- WORK REQUIRED: Whenever a line in the material below includes "title", copy that line.
───── DATA EXTRACTS
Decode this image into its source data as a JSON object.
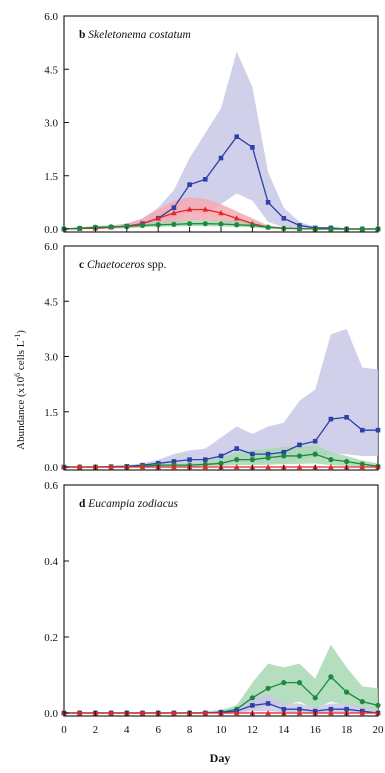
{
  "chart_data": [
    {
      "type": "line",
      "panel_letter": "b",
      "title": "Skeletonema costatum",
      "ylim": [
        0,
        6.0
      ],
      "yticks": [
        "0.0",
        "1.5",
        "3.0",
        "4.5",
        "6.0"
      ],
      "y_tick_values": [
        0,
        1.5,
        3.0,
        4.5,
        6.0
      ],
      "x": [
        0,
        1,
        2,
        3,
        4,
        5,
        6,
        7,
        8,
        9,
        10,
        11,
        12,
        13,
        14,
        15,
        16,
        17,
        18,
        19,
        20
      ],
      "series": [
        {
          "color": "#2d3fa8",
          "marker": "square",
          "values": [
            0.0,
            0.02,
            0.04,
            0.05,
            0.08,
            0.15,
            0.3,
            0.6,
            1.25,
            1.4,
            2.0,
            2.6,
            2.3,
            0.75,
            0.3,
            0.1,
            0.03,
            0.03,
            0.0,
            0.0,
            0.0
          ],
          "band_upper": [
            0.02,
            0.05,
            0.08,
            0.1,
            0.15,
            0.3,
            0.6,
            1.1,
            2.0,
            2.7,
            3.4,
            5.0,
            4.0,
            1.6,
            0.6,
            0.2,
            0.06,
            0.05,
            0.02,
            0.02,
            0.02
          ],
          "band_lower": [
            0,
            0,
            0,
            0,
            0.02,
            0.05,
            0.1,
            0.2,
            0.5,
            0.4,
            0.7,
            1.0,
            0.8,
            0.2,
            0.05,
            0.0,
            0,
            0,
            0,
            0,
            0
          ]
        },
        {
          "color": "#e02828",
          "marker": "triangle",
          "values": [
            0.0,
            0.01,
            0.02,
            0.05,
            0.08,
            0.15,
            0.3,
            0.45,
            0.55,
            0.55,
            0.45,
            0.3,
            0.15,
            0.05,
            0.02,
            0.01,
            0.0,
            0.0,
            0.0,
            0.0,
            0.0
          ],
          "band_upper": [
            0.02,
            0.03,
            0.05,
            0.1,
            0.15,
            0.3,
            0.55,
            0.8,
            0.9,
            0.85,
            0.7,
            0.5,
            0.3,
            0.1,
            0.05,
            0.02,
            0.01,
            0.01,
            0.01,
            0.01,
            0.01
          ],
          "band_lower": [
            0,
            0,
            0,
            0.02,
            0.03,
            0.05,
            0.1,
            0.15,
            0.25,
            0.25,
            0.2,
            0.1,
            0.05,
            0.01,
            0,
            0,
            0,
            0,
            0,
            0,
            0
          ]
        },
        {
          "color": "#1c8a3c",
          "marker": "circle",
          "values": [
            0.0,
            0.02,
            0.05,
            0.06,
            0.07,
            0.1,
            0.12,
            0.13,
            0.15,
            0.15,
            0.14,
            0.12,
            0.1,
            0.05,
            0.02,
            0.01,
            0.0,
            0.0,
            0.0,
            0.0,
            0.0
          ],
          "band_upper": [
            0.02,
            0.04,
            0.08,
            0.1,
            0.12,
            0.16,
            0.2,
            0.22,
            0.25,
            0.25,
            0.24,
            0.22,
            0.18,
            0.1,
            0.04,
            0.02,
            0.01,
            0.01,
            0.01,
            0.01,
            0.01
          ],
          "band_lower": [
            0,
            0,
            0.02,
            0.03,
            0.03,
            0.05,
            0.06,
            0.07,
            0.08,
            0.08,
            0.07,
            0.06,
            0.05,
            0.02,
            0,
            0,
            0,
            0,
            0,
            0,
            0
          ]
        }
      ]
    },
    {
      "type": "line",
      "panel_letter": "c",
      "title": "Chaetoceros spp.",
      "ylim": [
        0,
        6.0
      ],
      "yticks": [
        "0.0",
        "1.5",
        "3.0",
        "4.5",
        "6.0"
      ],
      "y_tick_values": [
        0,
        1.5,
        3.0,
        4.5,
        6.0
      ],
      "x": [
        0,
        1,
        2,
        3,
        4,
        5,
        6,
        7,
        8,
        9,
        10,
        11,
        12,
        13,
        14,
        15,
        16,
        17,
        18,
        19,
        20
      ],
      "series": [
        {
          "color": "#2d3fa8",
          "marker": "square",
          "values": [
            0.0,
            0.0,
            0.0,
            0.01,
            0.02,
            0.05,
            0.1,
            0.15,
            0.2,
            0.2,
            0.3,
            0.5,
            0.35,
            0.35,
            0.4,
            0.6,
            0.7,
            1.3,
            1.35,
            1.0,
            1.0
          ],
          "band_upper": [
            0.0,
            0.01,
            0.02,
            0.03,
            0.05,
            0.1,
            0.2,
            0.35,
            0.45,
            0.5,
            0.8,
            1.1,
            0.9,
            1.1,
            1.2,
            1.8,
            2.1,
            3.6,
            3.75,
            2.7,
            2.65
          ],
          "band_lower": [
            0,
            0,
            0,
            0,
            0,
            0.01,
            0.03,
            0.05,
            0.06,
            0.05,
            0.08,
            0.15,
            0.1,
            0.1,
            0.1,
            0.2,
            0.25,
            0.35,
            0.35,
            0.3,
            0.3
          ]
        },
        {
          "color": "#1c8a3c",
          "marker": "circle",
          "values": [
            0.0,
            0.0,
            0.0,
            0.0,
            0.0,
            0.02,
            0.05,
            0.05,
            0.05,
            0.07,
            0.1,
            0.2,
            0.2,
            0.25,
            0.3,
            0.3,
            0.35,
            0.2,
            0.15,
            0.08,
            0.02
          ],
          "band_upper": [
            0.0,
            0.0,
            0.01,
            0.01,
            0.02,
            0.05,
            0.1,
            0.1,
            0.1,
            0.15,
            0.25,
            0.4,
            0.45,
            0.5,
            0.55,
            0.55,
            0.6,
            0.4,
            0.3,
            0.18,
            0.1
          ],
          "band_lower": [
            0,
            0,
            0,
            0,
            0,
            0,
            0.01,
            0.01,
            0.01,
            0.02,
            0.03,
            0.05,
            0.05,
            0.06,
            0.08,
            0.08,
            0.1,
            0.05,
            0.03,
            0.01,
            0
          ]
        },
        {
          "color": "#e02828",
          "marker": "triangle",
          "values": [
            0,
            0,
            0,
            0,
            0,
            0,
            0,
            0,
            0,
            0,
            0,
            0,
            0,
            0,
            0,
            0,
            0,
            0,
            0,
            0,
            0
          ],
          "band_upper": [
            0.01,
            0.01,
            0.01,
            0.01,
            0.01,
            0.01,
            0.01,
            0.01,
            0.01,
            0.01,
            0.01,
            0.01,
            0.01,
            0.01,
            0.01,
            0.01,
            0.01,
            0.01,
            0.01,
            0.01,
            0.01
          ],
          "band_lower": [
            0,
            0,
            0,
            0,
            0,
            0,
            0,
            0,
            0,
            0,
            0,
            0,
            0,
            0,
            0,
            0,
            0,
            0,
            0,
            0,
            0
          ]
        }
      ]
    },
    {
      "type": "line",
      "panel_letter": "d",
      "title": "Eucampia zodiacus",
      "ylim": [
        0,
        0.6
      ],
      "yticks": [
        "0.0",
        "0.2",
        "0.4",
        "0.6"
      ],
      "y_tick_values": [
        0,
        0.2,
        0.4,
        0.6
      ],
      "x": [
        0,
        1,
        2,
        3,
        4,
        5,
        6,
        7,
        8,
        9,
        10,
        11,
        12,
        13,
        14,
        15,
        16,
        17,
        18,
        19,
        20
      ],
      "series": [
        {
          "color": "#1c8a3c",
          "marker": "circle",
          "values": [
            0,
            0,
            0,
            0,
            0,
            0,
            0,
            0,
            0,
            0,
            0.002,
            0.01,
            0.04,
            0.065,
            0.08,
            0.08,
            0.04,
            0.095,
            0.055,
            0.03,
            0.02
          ],
          "band_upper": [
            0,
            0,
            0,
            0,
            0,
            0,
            0,
            0,
            0,
            0.005,
            0.008,
            0.02,
            0.08,
            0.13,
            0.12,
            0.13,
            0.09,
            0.18,
            0.12,
            0.07,
            0.065
          ],
          "band_lower": [
            0,
            0,
            0,
            0,
            0,
            0,
            0,
            0,
            0,
            0,
            0,
            0,
            0.01,
            0.02,
            0.02,
            0.03,
            0.01,
            0.03,
            0.02,
            0.01,
            0.005
          ]
        },
        {
          "color": "#2d3fa8",
          "marker": "square",
          "values": [
            0,
            0,
            0,
            0,
            0,
            0,
            0,
            0,
            0,
            0,
            0.002,
            0.005,
            0.02,
            0.025,
            0.01,
            0.01,
            0.005,
            0.01,
            0.01,
            0.005,
            0.0
          ],
          "band_upper": [
            0,
            0,
            0,
            0,
            0,
            0,
            0,
            0,
            0,
            0.003,
            0.006,
            0.012,
            0.04,
            0.05,
            0.025,
            0.025,
            0.015,
            0.025,
            0.025,
            0.015,
            0.005
          ],
          "band_lower": [
            0,
            0,
            0,
            0,
            0,
            0,
            0,
            0,
            0,
            0,
            0,
            0,
            0.005,
            0.005,
            0.002,
            0.002,
            0,
            0.002,
            0.002,
            0,
            0
          ]
        },
        {
          "color": "#e02828",
          "marker": "triangle",
          "values": [
            0,
            0,
            0,
            0,
            0,
            0,
            0,
            0,
            0,
            0,
            0,
            0,
            0,
            0,
            0,
            0,
            0,
            0,
            0,
            0,
            0
          ],
          "band_upper": [
            0.002,
            0.002,
            0.002,
            0.002,
            0.002,
            0.002,
            0.002,
            0.002,
            0.002,
            0.002,
            0.002,
            0.002,
            0.002,
            0.002,
            0.002,
            0.002,
            0.002,
            0.002,
            0.002,
            0.002,
            0.002
          ],
          "band_lower": [
            0,
            0,
            0,
            0,
            0,
            0,
            0,
            0,
            0,
            0,
            0,
            0,
            0,
            0,
            0,
            0,
            0,
            0,
            0,
            0,
            0
          ]
        }
      ]
    }
  ],
  "axes": {
    "ylabel_main": "Abundance (x10",
    "ylabel_exp1": "6",
    "ylabel_mid": " cells L",
    "ylabel_exp2": "-1",
    "ylabel_end": ")",
    "xlabel": "Day",
    "xticks": [
      "0",
      "2",
      "4",
      "6",
      "8",
      "10",
      "12",
      "14",
      "16",
      "18",
      "20"
    ],
    "xtick_values": [
      0,
      2,
      4,
      6,
      8,
      10,
      12,
      14,
      16,
      18,
      20
    ],
    "xlim": [
      0,
      20
    ]
  },
  "style": {
    "band_colors": {
      "#2d3fa8": "#c9c8e8",
      "#e02828": "#f5a9b3",
      "#1c8a3c": "#a8d8b4"
    }
  }
}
──────────
- RESULT FOR THIS TASK:
      "title": "Skeletonema costatum",
      "title": "Chaetoceros spp.",
      "title": "Eucampia zodiacus",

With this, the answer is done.